__What to produce__
Extract every line of the material that holds the string "сообщение".

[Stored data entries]
----------

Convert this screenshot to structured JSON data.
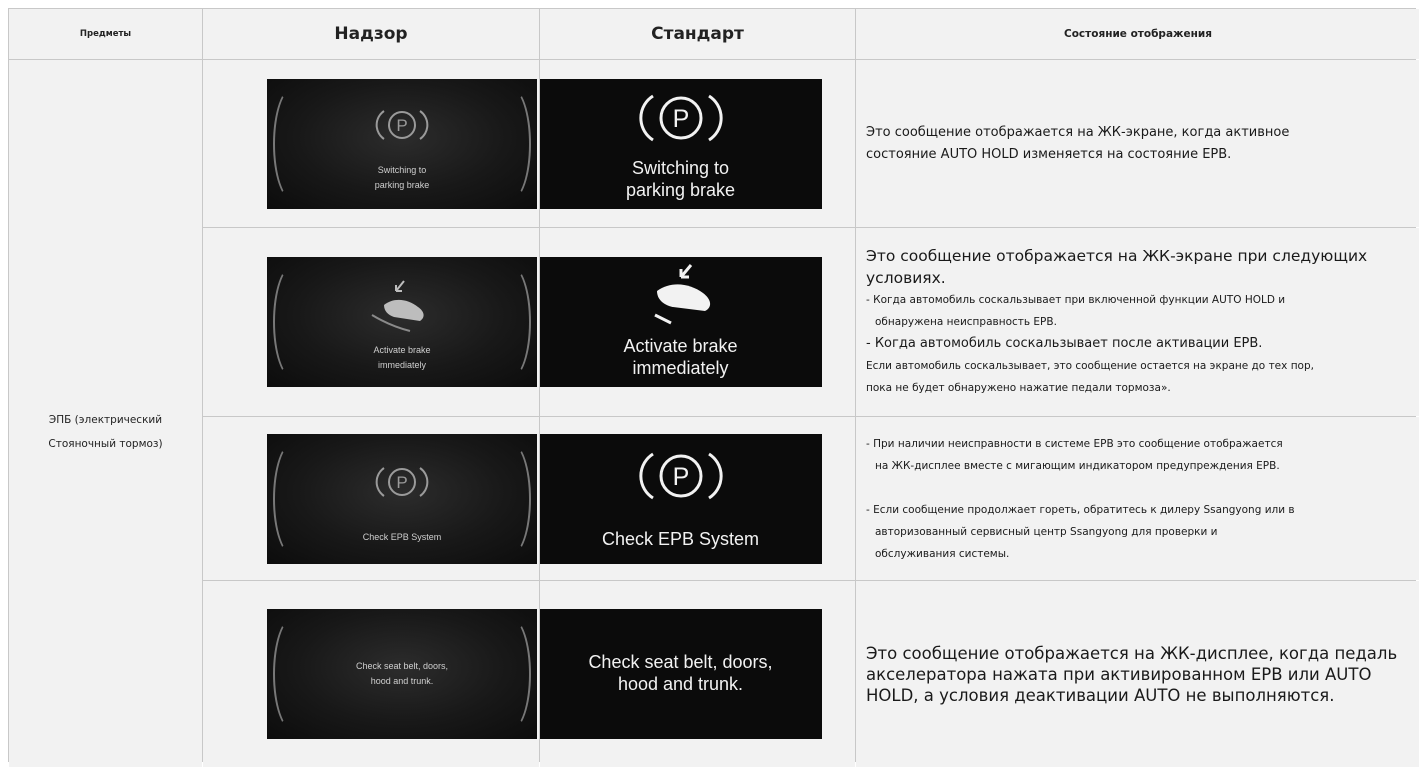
{
  "header": {
    "items": "Предметы",
    "supervision": "Надзор",
    "standard": "Стандарт",
    "display_state": "Состояние отображения"
  },
  "item": {
    "line1": "ЭПБ (электрический",
    "line2": "Стояночный тормоз)"
  },
  "rows": [
    {
      "sup_caption": "Switching to\nparking brake",
      "std_caption": "Switching to\nparking brake",
      "icon": "parking-brake-icon",
      "desc_line1": "Это сообщение отображается на ЖК-экране, когда активное",
      "desc_line2": "состояние AUTO HOLD изменяется на состояние EPB."
    },
    {
      "sup_caption": "Activate brake\nimmediately",
      "std_caption": "Activate brake\nimmediately",
      "icon": "brake-pedal-icon",
      "desc_heading": "Это сообщение отображается на ЖК-экране при следующих условиях.",
      "desc_bullet1_a": "- Когда автомобиль соскальзывает при включенной функции AUTO HOLD и",
      "desc_bullet1_b": "обнаружена неисправность EPB.",
      "desc_bullet2": "- Когда автомобиль соскальзывает после активации EPB.",
      "desc_note_a": "Если автомобиль соскальзывает, это сообщение остается на экране до тех пор,",
      "desc_note_b": "пока не будет обнаружено нажатие педали тормоза»."
    },
    {
      "sup_caption": "Check EPB System",
      "std_caption": "Check EPB System",
      "icon": "parking-brake-icon",
      "desc_bullet1_a": "- При наличии неисправности в системе EPB это сообщение отображается",
      "desc_bullet1_b": "на ЖК-дисплее вместе с мигающим индикатором предупреждения EPB.",
      "desc_bullet2_a": "- Если сообщение продолжает гореть, обратитесь к дилеру Ssangyong или в",
      "desc_bullet2_b": "авторизованный сервисный центр Ssangyong для проверки и",
      "desc_bullet2_c": "обслуживания системы."
    },
    {
      "sup_caption": "Check seat belt, doors,\nhood and trunk.",
      "std_caption": "Check seat belt, doors,\nhood and trunk.",
      "desc": "Это сообщение отображается на ЖК-дисплее, когда педаль акселератора нажата при активированном EPB или AUTO HOLD, а условия деактивации AUTO не выполняются."
    }
  ],
  "colors": {
    "cell_bg": "#f2f2f2",
    "grid_line": "#c8c8c8",
    "screen_bg": "#0b0b0b"
  }
}
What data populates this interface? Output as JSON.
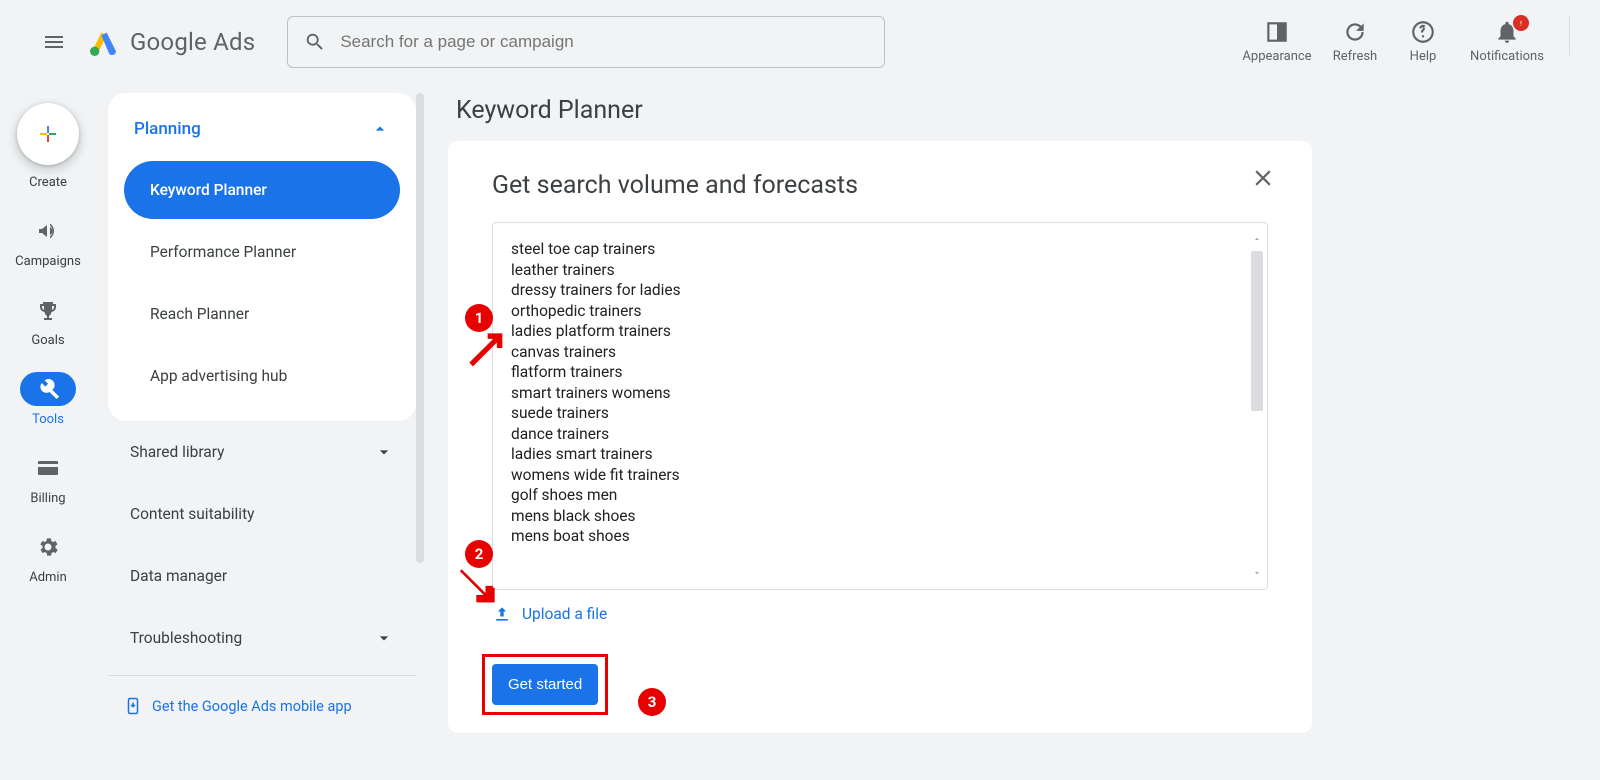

----------

__The response__
      "desc_line1": "Это сообщение отображается на ЖК-экране, когда активное",
      "desc_heading": "Это сообщение отображается на ЖК-экране при следующих условиях.",
      "desc_note_a": "Если автомобиль соскальзывает, это сообщение остается на экране до тех пор,",
      "desc_bullet1_a": "- При наличии неисправности в системе EPB это сообщение отображается",
      "desc_bullet2_a": "- Если сообщение продолжает гореть, обратитесь к дилеру Ssangyong или в",
      "desc": "Это сообщение отображается на ЖК-дисплее, когда педаль акселератора нажата при активированном EPB или AUTO HOLD, а условия деактивации AUTO не выполняются."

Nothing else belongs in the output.